● To do
Seek out every line containing the word "BARTLEY", and copy each.

Figure data in JSON:
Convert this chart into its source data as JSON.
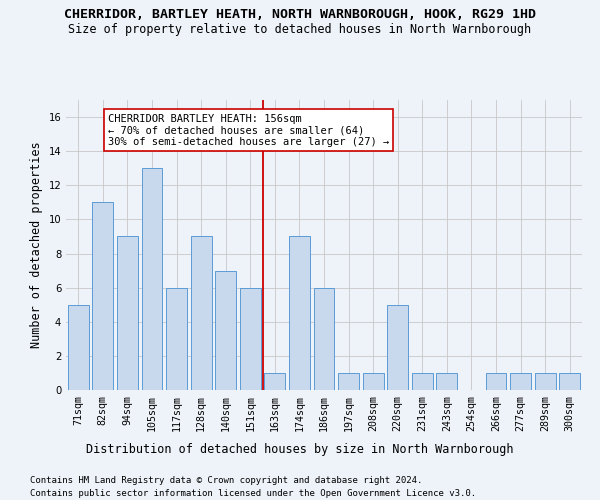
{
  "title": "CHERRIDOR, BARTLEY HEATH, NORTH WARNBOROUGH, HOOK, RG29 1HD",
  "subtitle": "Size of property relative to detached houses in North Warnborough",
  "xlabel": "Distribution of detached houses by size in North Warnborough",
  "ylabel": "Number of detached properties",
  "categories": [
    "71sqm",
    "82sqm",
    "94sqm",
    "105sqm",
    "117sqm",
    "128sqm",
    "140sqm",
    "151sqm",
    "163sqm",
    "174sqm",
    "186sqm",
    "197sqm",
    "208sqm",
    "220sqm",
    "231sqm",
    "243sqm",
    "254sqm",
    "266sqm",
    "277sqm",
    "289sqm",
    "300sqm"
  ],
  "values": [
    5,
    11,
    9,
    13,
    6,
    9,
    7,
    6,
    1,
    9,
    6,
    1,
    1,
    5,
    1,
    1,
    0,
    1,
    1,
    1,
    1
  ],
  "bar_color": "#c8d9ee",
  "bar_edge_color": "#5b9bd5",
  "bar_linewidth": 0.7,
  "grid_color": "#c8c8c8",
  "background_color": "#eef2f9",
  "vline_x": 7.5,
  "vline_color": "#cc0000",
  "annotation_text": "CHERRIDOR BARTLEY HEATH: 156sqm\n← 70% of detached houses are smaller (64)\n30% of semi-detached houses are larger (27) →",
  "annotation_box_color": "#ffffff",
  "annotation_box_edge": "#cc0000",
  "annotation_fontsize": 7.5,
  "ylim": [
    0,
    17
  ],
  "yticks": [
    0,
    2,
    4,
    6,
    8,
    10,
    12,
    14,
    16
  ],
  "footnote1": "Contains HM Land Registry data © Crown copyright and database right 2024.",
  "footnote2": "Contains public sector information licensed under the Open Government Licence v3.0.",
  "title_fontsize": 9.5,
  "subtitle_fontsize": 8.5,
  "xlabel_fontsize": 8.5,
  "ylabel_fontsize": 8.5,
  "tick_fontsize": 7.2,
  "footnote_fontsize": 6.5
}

--

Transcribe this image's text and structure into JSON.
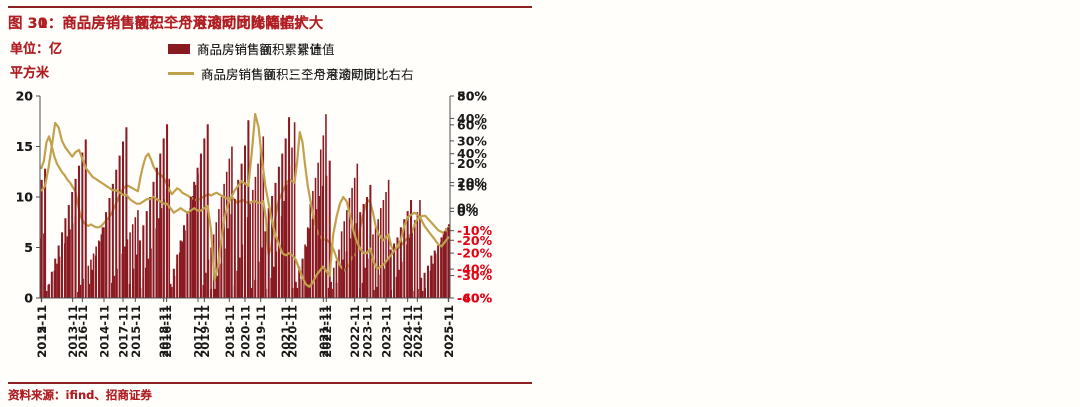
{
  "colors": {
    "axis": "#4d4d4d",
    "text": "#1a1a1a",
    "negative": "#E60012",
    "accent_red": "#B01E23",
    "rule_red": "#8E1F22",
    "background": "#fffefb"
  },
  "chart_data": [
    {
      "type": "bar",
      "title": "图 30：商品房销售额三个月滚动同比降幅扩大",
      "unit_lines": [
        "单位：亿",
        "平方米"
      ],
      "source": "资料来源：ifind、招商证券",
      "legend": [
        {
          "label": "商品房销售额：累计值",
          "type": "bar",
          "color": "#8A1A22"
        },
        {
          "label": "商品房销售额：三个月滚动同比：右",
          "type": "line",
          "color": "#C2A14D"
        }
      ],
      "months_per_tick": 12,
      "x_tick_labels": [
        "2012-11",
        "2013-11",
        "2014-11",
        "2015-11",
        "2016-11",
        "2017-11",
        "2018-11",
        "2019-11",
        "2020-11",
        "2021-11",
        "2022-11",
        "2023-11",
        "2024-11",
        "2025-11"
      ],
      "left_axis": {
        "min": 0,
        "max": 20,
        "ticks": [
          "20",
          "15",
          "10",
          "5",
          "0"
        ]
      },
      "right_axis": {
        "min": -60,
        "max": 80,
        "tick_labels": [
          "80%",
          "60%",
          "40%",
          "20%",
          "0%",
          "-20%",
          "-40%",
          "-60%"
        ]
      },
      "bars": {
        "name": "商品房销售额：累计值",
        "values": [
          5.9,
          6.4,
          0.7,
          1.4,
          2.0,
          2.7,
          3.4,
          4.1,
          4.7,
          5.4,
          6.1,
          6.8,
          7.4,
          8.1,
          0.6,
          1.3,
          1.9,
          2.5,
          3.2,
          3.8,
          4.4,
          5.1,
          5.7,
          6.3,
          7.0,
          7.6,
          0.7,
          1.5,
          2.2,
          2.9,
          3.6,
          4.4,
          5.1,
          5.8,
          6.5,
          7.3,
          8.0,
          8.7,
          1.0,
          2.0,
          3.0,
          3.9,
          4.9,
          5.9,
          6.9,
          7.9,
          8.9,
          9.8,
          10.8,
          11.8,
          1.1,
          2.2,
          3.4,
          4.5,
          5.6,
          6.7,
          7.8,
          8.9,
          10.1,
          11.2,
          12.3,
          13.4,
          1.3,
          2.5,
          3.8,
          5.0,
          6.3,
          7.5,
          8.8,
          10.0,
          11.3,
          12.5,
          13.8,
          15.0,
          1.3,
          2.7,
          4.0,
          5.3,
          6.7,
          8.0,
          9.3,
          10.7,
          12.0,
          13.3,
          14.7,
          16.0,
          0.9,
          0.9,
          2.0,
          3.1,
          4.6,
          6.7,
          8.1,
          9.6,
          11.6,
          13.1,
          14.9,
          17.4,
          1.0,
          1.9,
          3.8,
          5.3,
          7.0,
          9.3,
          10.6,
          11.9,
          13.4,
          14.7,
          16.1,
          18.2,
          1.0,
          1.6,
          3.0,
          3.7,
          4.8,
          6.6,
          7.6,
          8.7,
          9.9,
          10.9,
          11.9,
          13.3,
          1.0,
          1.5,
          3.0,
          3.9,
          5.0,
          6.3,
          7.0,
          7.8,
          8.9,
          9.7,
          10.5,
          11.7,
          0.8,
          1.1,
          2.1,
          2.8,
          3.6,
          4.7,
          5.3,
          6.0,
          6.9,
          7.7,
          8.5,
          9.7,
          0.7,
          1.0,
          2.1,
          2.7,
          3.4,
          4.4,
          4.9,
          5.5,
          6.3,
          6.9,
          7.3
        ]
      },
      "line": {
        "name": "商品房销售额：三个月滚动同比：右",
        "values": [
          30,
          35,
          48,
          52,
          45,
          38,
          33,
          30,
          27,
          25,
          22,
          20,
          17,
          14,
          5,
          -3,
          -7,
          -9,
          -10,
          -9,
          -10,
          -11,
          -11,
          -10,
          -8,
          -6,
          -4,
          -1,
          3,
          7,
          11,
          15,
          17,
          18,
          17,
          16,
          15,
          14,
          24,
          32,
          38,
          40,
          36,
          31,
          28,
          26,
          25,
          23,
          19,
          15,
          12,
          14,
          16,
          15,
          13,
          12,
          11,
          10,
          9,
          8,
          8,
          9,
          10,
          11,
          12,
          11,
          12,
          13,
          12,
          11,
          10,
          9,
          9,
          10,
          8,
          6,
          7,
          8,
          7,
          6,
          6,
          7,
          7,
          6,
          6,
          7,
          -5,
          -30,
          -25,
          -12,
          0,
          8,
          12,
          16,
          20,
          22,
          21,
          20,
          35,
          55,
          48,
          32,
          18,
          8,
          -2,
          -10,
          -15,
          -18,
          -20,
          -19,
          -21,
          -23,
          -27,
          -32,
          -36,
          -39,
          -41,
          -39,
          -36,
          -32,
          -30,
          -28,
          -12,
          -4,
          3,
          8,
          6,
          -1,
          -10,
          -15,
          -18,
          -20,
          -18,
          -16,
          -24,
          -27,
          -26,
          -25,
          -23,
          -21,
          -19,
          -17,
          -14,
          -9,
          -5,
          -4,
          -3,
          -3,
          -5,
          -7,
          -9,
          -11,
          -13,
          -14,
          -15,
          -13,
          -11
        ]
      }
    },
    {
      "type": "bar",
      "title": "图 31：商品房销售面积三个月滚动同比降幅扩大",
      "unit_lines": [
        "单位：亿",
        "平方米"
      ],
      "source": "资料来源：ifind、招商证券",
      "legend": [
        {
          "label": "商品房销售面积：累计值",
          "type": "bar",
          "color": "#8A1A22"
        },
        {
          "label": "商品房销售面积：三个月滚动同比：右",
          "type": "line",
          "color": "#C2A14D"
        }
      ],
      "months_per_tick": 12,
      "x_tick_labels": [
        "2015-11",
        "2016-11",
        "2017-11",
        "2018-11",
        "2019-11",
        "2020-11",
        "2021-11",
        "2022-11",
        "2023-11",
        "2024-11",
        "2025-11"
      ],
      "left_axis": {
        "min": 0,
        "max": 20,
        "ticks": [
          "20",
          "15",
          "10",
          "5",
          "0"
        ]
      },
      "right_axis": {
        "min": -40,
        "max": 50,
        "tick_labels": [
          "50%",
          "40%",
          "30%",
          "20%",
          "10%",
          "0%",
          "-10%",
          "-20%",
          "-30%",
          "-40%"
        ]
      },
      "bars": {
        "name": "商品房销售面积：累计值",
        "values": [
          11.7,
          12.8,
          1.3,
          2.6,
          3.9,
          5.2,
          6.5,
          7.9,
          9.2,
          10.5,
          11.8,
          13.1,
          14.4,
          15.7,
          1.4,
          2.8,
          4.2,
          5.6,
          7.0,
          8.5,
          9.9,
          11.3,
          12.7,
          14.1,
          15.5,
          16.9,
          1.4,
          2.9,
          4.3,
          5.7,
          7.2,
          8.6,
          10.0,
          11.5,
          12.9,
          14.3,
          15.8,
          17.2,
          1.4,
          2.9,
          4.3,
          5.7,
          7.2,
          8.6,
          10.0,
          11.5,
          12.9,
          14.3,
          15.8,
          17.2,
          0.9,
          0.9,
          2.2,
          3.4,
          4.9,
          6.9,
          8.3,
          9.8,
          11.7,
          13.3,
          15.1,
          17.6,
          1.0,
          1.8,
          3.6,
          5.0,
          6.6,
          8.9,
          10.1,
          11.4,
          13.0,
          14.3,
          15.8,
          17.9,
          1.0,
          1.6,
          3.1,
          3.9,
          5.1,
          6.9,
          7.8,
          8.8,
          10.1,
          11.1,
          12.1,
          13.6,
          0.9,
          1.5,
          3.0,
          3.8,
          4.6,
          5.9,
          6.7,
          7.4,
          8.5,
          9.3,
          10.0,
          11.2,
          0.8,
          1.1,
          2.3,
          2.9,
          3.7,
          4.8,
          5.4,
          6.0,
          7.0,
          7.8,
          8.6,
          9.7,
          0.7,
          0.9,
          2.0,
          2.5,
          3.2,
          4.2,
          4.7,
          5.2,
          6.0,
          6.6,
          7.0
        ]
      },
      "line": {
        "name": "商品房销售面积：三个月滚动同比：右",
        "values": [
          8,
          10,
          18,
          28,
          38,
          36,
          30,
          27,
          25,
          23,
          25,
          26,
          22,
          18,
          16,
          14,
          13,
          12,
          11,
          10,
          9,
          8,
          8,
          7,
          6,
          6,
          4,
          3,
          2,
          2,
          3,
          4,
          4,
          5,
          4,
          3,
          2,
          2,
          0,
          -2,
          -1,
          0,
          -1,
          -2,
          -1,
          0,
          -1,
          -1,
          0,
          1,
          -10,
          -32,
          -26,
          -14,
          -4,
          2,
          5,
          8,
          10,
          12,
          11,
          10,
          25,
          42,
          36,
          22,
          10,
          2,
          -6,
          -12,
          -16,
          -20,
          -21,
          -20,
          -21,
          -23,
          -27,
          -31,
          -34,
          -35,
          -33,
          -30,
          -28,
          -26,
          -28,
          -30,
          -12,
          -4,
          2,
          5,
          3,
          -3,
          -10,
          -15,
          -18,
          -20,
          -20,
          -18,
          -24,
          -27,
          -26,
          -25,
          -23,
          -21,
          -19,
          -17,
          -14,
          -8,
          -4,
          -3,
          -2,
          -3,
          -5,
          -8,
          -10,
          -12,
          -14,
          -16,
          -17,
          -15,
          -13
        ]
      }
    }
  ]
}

--

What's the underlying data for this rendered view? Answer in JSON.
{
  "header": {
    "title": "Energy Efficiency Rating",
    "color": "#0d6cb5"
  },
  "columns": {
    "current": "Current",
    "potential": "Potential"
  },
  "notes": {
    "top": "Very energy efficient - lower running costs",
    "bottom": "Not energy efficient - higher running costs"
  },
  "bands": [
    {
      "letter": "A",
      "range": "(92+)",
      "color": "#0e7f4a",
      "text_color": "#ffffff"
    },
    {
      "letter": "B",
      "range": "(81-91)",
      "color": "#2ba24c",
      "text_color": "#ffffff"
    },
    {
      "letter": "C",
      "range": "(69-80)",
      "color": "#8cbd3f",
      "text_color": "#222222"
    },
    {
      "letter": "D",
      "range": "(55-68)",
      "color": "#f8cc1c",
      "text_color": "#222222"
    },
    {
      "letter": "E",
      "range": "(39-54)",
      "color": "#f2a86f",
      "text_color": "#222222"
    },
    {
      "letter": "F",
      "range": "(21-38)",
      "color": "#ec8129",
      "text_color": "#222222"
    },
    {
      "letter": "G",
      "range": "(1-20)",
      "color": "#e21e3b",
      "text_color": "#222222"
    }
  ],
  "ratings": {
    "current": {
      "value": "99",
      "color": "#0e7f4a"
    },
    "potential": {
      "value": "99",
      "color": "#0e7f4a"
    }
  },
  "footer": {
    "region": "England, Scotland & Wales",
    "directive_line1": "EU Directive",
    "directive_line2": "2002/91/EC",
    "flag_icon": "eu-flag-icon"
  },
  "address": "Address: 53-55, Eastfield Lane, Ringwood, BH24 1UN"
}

● Solved exercise
  "title": "CHERRIDOR, BARTLEY HEATH, NORTH WARNBOROUGH, HOOK, RG29 1HD",
  "annotation_text": "CHERRIDOR BARTLEY HEATH: 156sqm\n← 70% of detached houses are smaller (64)\n30% of semi-detached houses are larger (27) →",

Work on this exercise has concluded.